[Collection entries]
......
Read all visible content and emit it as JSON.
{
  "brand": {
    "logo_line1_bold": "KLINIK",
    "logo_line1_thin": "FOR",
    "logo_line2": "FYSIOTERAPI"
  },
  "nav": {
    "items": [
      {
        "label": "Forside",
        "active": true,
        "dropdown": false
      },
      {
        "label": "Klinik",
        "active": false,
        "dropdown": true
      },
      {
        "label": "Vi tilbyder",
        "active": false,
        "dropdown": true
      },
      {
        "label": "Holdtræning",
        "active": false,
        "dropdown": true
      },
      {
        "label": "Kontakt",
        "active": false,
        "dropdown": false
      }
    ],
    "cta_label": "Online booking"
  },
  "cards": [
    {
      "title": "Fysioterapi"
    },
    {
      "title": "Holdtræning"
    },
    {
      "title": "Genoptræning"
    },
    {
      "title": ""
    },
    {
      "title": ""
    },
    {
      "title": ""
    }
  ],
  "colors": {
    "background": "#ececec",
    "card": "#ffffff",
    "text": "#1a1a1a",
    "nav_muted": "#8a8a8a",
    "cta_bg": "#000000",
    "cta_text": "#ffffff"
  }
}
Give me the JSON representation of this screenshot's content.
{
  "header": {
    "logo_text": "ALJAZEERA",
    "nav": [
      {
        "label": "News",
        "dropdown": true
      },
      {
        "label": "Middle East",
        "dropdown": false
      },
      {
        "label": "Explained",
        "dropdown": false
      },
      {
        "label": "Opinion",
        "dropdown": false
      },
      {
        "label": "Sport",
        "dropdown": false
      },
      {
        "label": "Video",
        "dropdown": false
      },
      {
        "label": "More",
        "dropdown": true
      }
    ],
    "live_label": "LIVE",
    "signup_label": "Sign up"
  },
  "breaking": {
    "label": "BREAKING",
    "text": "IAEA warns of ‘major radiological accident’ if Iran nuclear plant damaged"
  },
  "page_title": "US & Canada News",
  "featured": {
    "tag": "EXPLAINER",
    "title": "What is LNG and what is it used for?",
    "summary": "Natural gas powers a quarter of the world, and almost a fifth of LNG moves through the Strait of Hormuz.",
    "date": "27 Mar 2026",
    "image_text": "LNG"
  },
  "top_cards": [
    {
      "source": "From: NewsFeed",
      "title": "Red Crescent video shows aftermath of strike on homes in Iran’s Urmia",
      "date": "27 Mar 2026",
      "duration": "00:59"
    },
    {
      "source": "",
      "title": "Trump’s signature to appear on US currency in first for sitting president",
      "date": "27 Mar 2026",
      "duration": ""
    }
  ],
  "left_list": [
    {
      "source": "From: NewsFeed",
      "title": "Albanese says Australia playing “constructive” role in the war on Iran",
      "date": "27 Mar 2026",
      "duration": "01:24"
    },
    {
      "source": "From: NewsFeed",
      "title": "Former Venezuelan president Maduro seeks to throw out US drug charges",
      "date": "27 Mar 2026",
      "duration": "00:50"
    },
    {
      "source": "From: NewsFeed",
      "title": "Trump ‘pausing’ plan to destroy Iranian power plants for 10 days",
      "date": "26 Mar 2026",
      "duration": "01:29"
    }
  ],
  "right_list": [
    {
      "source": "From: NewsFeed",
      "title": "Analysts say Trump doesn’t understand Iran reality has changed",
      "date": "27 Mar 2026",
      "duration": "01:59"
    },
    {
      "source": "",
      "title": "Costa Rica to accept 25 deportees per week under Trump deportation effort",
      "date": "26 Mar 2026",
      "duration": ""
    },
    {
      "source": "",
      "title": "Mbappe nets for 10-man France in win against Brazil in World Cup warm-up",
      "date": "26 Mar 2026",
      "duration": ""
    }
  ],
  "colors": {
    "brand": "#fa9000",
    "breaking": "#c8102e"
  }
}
......
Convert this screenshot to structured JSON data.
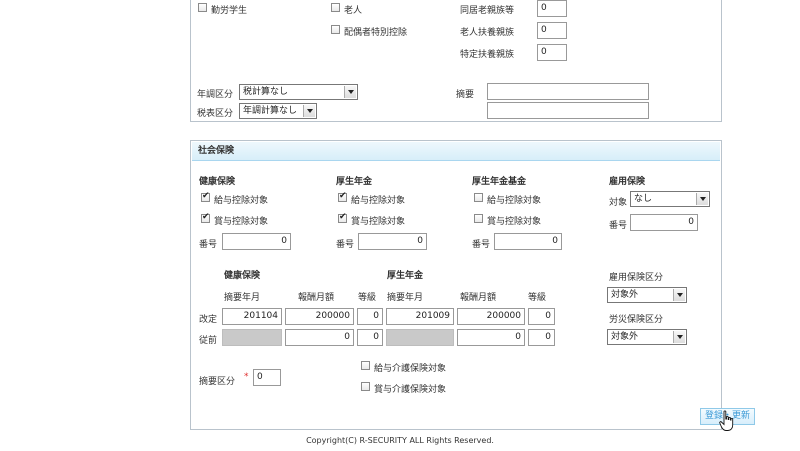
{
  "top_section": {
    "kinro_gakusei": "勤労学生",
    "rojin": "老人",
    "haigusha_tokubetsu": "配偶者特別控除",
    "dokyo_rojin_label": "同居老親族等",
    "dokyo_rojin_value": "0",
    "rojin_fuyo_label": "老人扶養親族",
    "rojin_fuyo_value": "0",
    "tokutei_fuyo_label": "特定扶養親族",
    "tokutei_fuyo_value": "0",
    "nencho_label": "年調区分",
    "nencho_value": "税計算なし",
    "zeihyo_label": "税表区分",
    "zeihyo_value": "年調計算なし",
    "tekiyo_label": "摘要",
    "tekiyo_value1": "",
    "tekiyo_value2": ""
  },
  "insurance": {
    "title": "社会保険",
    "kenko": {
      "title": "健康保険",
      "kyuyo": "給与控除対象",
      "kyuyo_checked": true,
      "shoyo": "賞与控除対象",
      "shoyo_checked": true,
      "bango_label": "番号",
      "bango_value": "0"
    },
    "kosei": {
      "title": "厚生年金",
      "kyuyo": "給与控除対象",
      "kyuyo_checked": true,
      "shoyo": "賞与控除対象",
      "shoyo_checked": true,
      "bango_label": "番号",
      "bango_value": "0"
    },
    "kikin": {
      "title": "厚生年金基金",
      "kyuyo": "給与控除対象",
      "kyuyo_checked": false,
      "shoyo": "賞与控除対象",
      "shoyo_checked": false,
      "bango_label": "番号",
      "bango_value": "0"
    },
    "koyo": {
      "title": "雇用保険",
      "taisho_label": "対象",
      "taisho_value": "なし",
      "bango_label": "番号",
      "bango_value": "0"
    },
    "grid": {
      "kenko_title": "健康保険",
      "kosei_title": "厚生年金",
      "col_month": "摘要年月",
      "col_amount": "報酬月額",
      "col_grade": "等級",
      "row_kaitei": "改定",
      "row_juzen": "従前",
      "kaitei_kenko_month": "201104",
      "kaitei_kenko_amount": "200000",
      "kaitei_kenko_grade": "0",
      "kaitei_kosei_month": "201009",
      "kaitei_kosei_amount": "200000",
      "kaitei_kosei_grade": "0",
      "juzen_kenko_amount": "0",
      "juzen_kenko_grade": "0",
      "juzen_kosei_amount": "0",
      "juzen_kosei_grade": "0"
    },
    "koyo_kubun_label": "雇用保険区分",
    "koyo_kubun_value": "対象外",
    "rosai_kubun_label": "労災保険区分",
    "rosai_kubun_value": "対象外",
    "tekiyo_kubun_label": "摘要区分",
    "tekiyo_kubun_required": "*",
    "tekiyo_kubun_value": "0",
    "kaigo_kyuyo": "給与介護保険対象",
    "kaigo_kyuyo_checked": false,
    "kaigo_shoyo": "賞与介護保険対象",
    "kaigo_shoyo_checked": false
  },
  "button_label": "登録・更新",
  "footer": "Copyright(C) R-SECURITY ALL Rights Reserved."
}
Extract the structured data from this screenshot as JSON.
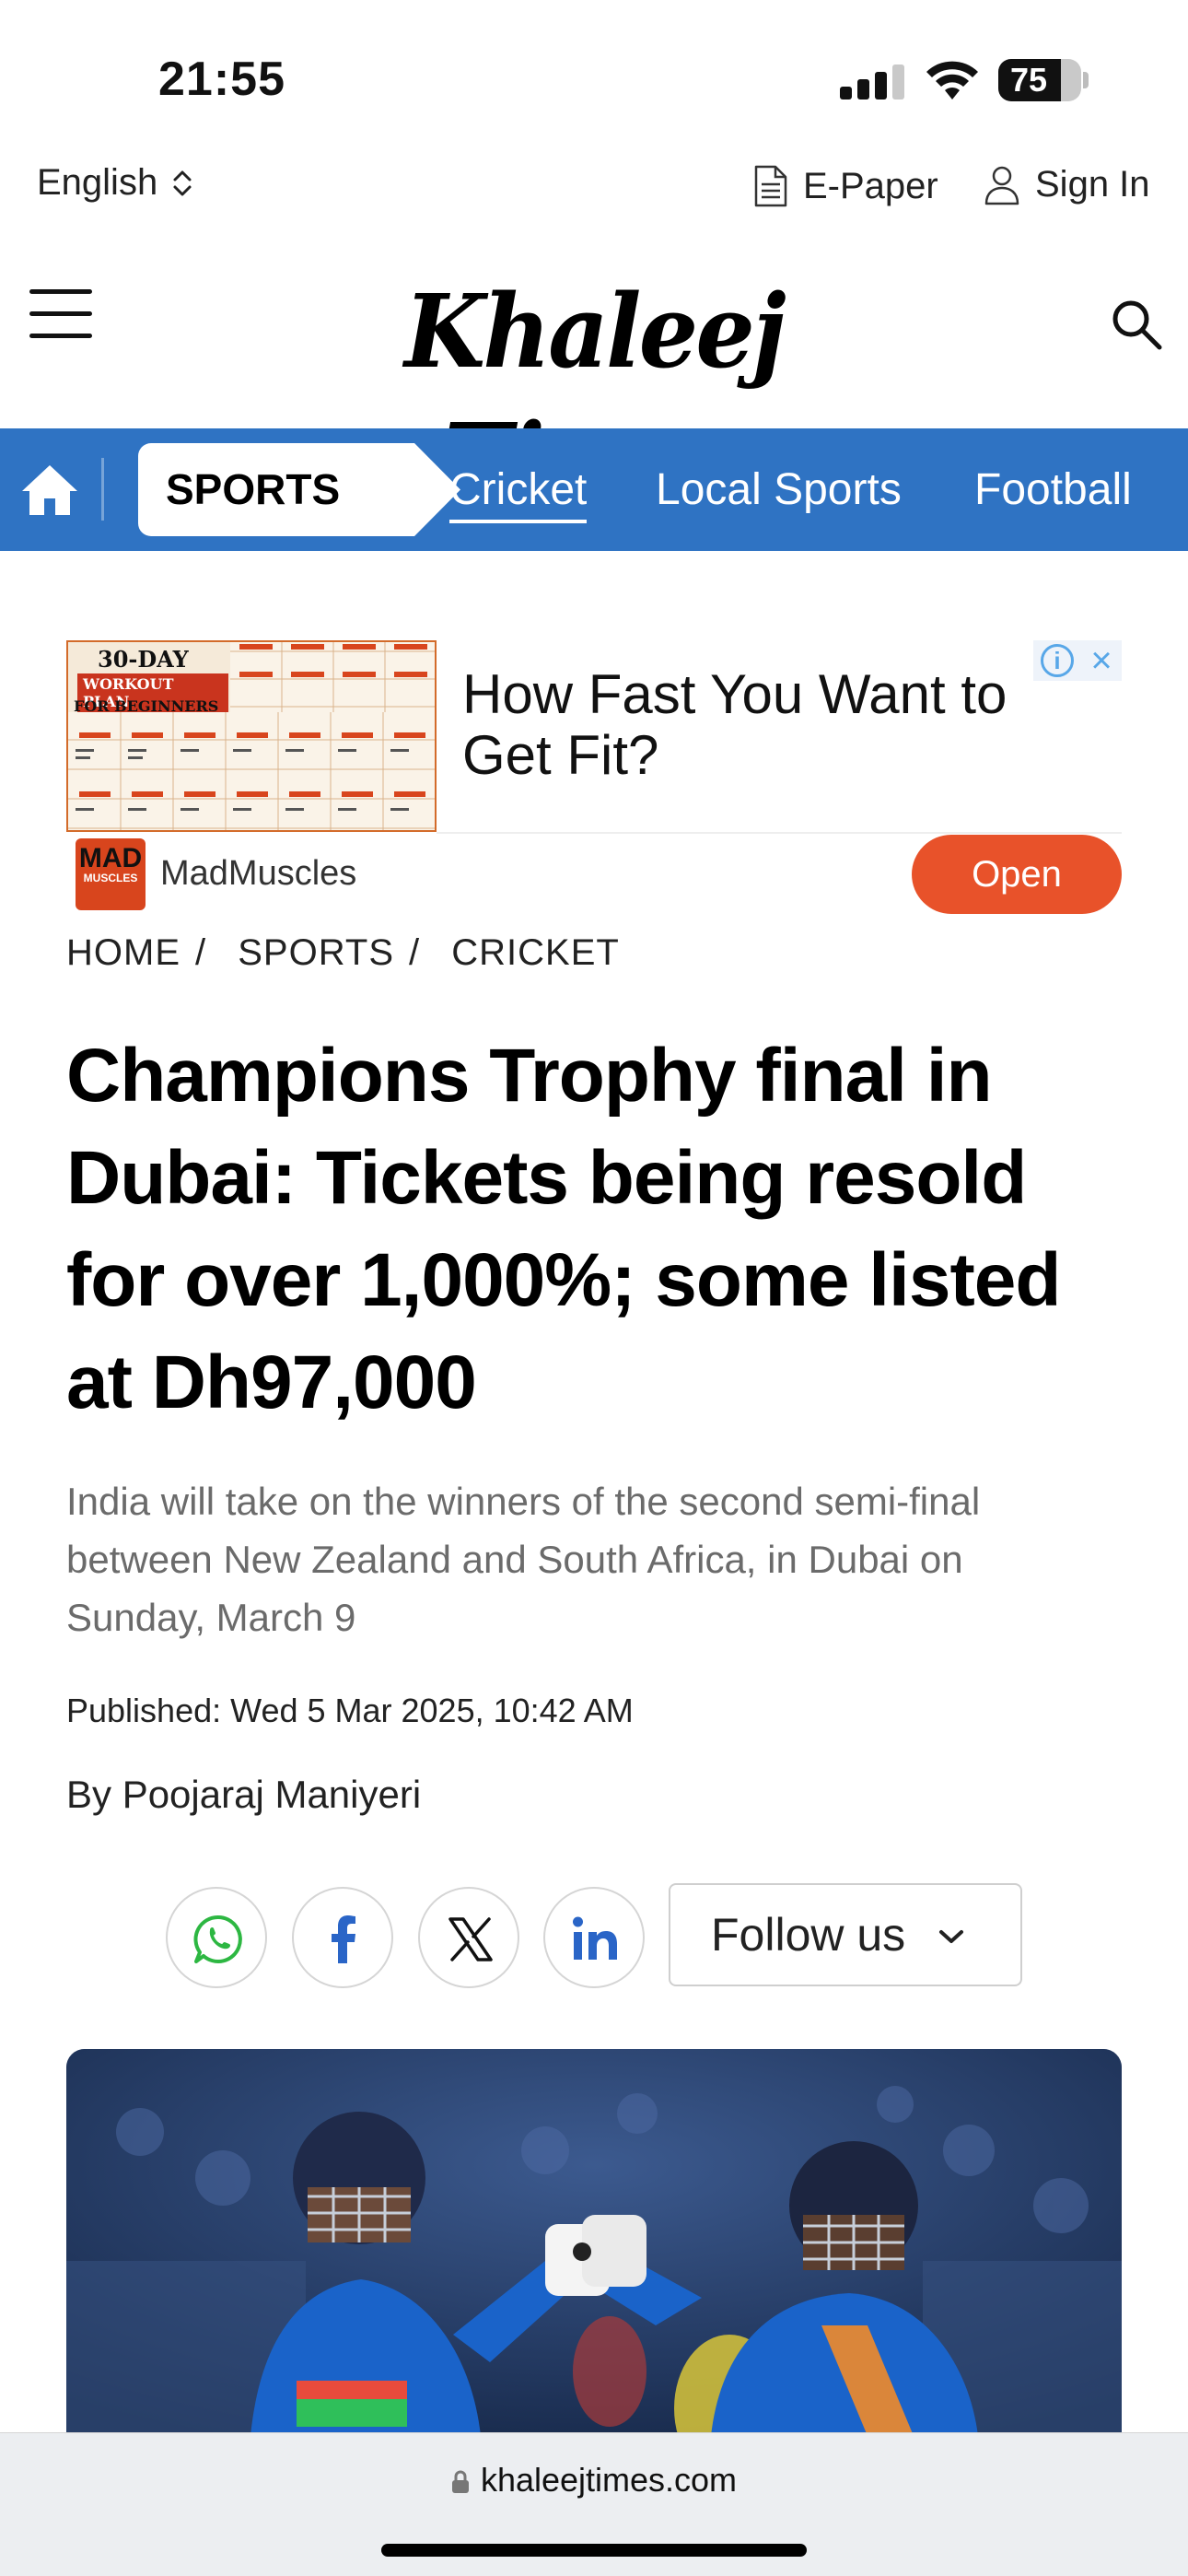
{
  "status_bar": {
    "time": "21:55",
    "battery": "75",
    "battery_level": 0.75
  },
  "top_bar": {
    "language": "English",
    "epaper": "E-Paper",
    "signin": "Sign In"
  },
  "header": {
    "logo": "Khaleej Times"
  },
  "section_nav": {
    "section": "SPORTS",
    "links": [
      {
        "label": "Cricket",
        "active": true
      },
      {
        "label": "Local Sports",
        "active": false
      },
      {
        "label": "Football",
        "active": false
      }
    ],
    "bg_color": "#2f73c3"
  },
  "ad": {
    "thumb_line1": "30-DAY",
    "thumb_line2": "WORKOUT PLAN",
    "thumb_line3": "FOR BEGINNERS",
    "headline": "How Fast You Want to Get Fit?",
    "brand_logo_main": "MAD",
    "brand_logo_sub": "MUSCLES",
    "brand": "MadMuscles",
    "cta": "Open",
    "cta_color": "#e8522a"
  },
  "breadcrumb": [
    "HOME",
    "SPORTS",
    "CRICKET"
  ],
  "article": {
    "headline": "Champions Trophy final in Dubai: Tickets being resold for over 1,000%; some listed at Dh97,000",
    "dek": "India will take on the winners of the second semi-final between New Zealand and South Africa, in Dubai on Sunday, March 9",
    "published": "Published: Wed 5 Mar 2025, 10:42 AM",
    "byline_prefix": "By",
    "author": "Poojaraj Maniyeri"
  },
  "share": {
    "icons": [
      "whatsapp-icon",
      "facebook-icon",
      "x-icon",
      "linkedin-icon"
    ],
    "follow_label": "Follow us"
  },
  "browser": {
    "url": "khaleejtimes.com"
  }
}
......
▶ _Required task_
Using the listing above, locate the lines that hold "Dubai" and copy each one.

▶ _Correct response_
    "headline": "Champions Trophy final in Dubai: Tickets being resold for over 1,000%; some listed at Dh97,000",
    "dek": "India will take on the winners of the second semi-final between New Zealand and South Africa, in Dubai on Sunday, March 9",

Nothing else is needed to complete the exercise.